#### [Requirements]
Search the material below for the string "Nguyên" and extract each line that has it.
>> BEGIN Exercise material
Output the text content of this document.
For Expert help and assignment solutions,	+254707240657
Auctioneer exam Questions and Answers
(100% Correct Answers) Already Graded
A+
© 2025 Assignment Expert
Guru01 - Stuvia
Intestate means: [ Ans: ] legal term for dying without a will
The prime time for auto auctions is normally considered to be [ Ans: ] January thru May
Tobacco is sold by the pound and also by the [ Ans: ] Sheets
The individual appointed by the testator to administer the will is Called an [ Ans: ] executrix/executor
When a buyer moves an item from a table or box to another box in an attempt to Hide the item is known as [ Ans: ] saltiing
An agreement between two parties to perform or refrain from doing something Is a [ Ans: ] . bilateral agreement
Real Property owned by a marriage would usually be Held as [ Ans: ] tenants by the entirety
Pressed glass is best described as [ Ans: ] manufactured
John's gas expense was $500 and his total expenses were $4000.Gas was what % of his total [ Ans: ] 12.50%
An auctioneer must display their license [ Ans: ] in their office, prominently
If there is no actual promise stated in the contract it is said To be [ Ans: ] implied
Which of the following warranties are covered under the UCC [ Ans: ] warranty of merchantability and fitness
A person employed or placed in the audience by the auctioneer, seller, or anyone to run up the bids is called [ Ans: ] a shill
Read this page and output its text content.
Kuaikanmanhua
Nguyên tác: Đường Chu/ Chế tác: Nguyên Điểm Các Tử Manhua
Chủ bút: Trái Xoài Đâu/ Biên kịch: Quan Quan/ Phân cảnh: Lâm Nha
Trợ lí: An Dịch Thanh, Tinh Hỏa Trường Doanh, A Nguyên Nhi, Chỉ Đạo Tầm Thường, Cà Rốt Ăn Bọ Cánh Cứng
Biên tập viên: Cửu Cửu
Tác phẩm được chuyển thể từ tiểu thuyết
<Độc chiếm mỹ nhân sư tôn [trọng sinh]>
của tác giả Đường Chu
>> END Exercise material
#### [Final result]
Nguyên tác: Đường Chu/ Chế tác: Nguyên Điểm Các Tử Manhua
Trợ lí: An Dịch Thanh, Tinh Hỏa Trường Doanh, A Nguyên Nhi, Chỉ Đạo Tầm Thường, Cà Rốt Ăn Bọ Cánh Cứng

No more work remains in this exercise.